[Begin Recorded information]

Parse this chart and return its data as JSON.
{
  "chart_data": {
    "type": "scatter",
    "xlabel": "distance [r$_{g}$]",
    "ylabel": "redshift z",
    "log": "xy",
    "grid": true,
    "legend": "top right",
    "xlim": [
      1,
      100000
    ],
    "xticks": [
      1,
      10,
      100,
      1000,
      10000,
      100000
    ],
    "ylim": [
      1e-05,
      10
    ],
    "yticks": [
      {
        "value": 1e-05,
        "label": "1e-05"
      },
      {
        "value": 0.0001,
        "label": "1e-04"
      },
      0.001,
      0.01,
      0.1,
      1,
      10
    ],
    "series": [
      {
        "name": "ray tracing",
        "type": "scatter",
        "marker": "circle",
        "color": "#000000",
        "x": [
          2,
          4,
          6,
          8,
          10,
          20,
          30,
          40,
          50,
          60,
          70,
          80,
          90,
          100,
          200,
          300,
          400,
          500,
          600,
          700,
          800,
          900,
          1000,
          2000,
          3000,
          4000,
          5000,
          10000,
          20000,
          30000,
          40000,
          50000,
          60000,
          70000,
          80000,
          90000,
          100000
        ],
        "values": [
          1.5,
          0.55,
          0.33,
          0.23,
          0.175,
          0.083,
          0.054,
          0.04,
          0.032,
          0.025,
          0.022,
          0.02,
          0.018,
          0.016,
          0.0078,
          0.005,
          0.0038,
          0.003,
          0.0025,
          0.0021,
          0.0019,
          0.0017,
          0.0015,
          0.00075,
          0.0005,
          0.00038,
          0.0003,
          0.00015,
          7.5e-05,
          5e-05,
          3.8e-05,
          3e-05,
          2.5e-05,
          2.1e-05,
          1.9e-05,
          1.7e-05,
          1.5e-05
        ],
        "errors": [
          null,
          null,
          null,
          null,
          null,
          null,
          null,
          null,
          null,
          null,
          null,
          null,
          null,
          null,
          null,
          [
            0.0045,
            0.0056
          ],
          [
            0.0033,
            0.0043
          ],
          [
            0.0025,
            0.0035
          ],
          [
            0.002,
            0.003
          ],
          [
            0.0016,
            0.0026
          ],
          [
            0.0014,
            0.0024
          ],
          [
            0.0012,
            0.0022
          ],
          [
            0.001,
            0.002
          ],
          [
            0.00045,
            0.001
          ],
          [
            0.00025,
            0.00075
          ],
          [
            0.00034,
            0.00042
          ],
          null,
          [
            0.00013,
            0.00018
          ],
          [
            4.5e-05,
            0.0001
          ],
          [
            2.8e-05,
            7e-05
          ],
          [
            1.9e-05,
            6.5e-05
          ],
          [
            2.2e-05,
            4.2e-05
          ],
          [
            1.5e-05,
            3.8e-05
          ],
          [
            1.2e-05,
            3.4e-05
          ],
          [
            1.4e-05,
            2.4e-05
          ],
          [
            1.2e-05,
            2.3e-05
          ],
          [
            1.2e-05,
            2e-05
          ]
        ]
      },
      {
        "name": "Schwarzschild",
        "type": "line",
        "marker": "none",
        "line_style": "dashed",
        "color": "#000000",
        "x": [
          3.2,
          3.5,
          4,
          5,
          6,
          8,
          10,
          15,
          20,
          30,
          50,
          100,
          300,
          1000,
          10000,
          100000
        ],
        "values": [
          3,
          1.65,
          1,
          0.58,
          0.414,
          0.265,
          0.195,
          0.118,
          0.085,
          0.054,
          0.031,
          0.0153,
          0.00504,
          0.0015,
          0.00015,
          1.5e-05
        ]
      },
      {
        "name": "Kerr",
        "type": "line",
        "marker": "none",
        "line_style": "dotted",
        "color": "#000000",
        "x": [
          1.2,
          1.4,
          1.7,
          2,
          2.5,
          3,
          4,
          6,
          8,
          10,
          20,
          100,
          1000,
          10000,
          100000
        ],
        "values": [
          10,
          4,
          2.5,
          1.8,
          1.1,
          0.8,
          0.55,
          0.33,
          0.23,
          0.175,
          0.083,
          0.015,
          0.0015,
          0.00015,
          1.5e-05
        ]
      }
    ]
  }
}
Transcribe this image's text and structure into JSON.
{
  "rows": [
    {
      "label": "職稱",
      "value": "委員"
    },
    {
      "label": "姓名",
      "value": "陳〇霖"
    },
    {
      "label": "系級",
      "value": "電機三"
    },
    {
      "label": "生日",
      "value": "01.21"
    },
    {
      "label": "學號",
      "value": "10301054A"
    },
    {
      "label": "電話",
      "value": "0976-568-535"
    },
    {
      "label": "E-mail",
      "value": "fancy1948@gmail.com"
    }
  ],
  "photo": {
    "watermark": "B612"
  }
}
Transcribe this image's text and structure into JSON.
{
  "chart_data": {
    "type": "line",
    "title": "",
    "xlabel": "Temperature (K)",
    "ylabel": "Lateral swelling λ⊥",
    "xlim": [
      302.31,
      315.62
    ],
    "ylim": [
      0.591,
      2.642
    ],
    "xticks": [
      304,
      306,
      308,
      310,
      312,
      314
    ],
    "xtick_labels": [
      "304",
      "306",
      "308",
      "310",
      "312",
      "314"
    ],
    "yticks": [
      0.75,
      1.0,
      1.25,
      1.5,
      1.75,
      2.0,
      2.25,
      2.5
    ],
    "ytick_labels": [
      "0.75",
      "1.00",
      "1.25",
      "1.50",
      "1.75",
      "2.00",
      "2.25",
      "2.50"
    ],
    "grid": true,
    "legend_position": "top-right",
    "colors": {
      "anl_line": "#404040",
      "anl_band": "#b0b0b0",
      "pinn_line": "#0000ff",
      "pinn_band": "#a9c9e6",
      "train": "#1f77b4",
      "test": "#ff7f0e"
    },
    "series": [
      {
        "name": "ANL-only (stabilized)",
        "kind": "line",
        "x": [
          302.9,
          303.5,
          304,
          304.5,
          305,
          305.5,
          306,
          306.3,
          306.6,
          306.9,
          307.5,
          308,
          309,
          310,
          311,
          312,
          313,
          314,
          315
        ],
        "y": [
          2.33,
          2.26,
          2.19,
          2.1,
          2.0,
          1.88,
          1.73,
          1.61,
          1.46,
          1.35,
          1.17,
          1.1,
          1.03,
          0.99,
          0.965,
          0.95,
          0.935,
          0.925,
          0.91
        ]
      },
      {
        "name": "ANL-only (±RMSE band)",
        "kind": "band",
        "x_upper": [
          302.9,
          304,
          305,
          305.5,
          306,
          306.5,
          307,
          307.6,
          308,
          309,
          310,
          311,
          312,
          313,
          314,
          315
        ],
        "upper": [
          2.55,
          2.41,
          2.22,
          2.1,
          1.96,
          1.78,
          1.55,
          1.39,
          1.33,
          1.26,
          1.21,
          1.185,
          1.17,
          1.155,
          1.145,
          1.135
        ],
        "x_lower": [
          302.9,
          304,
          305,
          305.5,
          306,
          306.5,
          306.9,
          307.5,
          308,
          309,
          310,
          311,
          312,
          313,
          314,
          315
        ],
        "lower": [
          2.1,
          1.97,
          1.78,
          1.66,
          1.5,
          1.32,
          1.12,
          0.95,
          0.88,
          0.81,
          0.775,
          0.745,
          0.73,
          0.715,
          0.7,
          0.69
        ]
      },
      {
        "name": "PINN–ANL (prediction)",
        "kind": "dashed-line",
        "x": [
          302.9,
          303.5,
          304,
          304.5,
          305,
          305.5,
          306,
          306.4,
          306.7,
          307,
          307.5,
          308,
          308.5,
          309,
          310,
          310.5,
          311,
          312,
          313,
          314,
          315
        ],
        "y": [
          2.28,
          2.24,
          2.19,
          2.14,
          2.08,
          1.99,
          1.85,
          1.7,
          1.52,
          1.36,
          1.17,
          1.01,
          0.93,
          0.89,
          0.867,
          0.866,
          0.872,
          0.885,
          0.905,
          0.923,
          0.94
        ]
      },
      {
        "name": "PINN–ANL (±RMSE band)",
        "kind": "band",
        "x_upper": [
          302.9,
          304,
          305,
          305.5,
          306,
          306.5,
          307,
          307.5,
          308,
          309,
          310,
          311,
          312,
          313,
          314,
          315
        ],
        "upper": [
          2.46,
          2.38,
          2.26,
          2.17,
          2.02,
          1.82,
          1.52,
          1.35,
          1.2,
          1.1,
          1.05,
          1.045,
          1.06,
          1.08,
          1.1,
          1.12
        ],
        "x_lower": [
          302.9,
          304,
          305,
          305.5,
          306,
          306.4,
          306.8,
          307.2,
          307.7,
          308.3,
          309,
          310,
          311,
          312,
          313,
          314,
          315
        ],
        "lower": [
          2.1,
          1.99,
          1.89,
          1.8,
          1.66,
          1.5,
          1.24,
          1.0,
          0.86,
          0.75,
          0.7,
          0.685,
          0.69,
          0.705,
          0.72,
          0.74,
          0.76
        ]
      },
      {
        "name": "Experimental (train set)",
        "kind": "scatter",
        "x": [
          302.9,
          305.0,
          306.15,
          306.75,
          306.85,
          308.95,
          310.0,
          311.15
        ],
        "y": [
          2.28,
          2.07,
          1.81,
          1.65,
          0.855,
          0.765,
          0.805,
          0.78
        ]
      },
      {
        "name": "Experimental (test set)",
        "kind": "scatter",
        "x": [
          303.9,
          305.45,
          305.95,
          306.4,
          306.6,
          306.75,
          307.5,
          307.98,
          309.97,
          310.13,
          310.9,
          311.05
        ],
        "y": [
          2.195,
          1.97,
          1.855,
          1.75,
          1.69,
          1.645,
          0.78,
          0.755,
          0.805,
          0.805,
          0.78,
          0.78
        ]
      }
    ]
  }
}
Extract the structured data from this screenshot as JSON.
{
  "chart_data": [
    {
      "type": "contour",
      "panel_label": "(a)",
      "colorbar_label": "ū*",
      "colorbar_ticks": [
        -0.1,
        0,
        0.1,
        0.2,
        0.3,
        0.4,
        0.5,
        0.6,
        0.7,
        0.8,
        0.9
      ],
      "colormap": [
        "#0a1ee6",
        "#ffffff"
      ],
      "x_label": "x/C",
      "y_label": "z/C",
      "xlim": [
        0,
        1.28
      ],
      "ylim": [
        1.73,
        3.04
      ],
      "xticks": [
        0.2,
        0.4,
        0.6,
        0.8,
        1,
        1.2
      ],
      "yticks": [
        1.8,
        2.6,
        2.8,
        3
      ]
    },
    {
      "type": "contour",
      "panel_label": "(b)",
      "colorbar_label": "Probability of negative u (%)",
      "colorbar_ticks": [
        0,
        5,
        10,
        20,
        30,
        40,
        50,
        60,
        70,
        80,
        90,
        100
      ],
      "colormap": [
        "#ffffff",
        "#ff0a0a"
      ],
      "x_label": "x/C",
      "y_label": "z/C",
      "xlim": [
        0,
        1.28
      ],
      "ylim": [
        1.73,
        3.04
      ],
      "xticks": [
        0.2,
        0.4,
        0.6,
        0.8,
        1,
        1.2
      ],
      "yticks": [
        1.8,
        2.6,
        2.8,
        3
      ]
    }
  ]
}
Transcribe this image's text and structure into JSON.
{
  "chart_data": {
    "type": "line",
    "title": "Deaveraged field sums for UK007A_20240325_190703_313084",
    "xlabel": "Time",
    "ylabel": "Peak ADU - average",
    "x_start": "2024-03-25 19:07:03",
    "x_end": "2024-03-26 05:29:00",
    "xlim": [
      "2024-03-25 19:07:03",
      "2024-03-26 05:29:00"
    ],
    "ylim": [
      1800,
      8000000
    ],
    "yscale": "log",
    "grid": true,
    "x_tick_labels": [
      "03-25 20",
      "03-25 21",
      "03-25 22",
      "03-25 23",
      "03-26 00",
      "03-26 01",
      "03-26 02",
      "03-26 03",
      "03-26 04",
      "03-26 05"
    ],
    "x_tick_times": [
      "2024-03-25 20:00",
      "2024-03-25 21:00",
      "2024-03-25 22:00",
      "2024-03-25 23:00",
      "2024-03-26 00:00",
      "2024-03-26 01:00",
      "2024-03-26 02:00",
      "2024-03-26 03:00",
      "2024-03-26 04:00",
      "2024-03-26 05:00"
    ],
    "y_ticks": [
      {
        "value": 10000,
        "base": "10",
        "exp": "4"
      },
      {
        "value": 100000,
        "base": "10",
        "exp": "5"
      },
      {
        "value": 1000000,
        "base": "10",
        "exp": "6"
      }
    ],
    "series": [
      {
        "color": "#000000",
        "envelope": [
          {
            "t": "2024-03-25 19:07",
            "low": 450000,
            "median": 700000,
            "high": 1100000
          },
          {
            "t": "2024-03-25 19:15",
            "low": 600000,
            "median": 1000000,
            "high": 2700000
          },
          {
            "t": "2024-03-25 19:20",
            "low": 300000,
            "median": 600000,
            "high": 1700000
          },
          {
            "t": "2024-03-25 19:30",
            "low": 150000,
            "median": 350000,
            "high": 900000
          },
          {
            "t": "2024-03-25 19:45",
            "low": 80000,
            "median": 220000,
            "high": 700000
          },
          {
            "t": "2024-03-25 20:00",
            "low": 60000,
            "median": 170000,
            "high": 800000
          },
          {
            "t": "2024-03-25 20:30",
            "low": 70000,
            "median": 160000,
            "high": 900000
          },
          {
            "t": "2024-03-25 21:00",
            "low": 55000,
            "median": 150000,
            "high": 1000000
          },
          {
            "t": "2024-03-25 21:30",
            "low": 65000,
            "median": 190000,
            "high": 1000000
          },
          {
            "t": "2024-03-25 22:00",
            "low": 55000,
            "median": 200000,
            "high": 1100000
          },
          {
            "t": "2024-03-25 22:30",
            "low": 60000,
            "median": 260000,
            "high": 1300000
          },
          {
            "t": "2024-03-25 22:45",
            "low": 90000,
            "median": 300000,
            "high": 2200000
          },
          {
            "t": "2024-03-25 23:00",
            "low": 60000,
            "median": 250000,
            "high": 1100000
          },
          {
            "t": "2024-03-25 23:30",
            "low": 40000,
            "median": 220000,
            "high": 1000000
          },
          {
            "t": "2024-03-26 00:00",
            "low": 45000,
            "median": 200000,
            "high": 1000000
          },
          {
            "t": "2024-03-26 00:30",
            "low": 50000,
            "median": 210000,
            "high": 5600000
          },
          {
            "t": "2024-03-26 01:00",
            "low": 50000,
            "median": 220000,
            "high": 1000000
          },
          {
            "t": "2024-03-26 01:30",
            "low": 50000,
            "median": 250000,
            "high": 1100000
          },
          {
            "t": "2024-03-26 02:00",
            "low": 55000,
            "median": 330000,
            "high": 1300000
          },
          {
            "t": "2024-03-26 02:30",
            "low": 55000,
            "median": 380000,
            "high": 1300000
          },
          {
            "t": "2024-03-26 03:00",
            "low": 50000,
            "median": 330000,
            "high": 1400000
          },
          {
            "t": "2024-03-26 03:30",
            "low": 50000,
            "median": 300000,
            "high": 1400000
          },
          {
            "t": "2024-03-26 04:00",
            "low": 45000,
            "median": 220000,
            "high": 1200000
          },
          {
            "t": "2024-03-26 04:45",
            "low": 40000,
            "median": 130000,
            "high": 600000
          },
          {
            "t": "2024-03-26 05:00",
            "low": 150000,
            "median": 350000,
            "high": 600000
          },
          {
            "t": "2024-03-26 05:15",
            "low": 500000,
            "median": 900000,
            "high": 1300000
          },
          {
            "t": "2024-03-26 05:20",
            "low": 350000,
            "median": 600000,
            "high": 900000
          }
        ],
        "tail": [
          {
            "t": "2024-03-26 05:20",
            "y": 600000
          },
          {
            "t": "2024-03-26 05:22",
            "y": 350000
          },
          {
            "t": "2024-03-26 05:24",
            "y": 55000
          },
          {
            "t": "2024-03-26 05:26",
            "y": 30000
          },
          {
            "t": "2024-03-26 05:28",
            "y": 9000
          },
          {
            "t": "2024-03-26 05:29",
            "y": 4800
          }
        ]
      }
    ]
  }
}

[End Recorded information]

From the records above, pull out each line that has "title".

- [Output for this task]
    "title": "",
    "title": "Deaveraged field sums for UK007A_20240325_190703_313084",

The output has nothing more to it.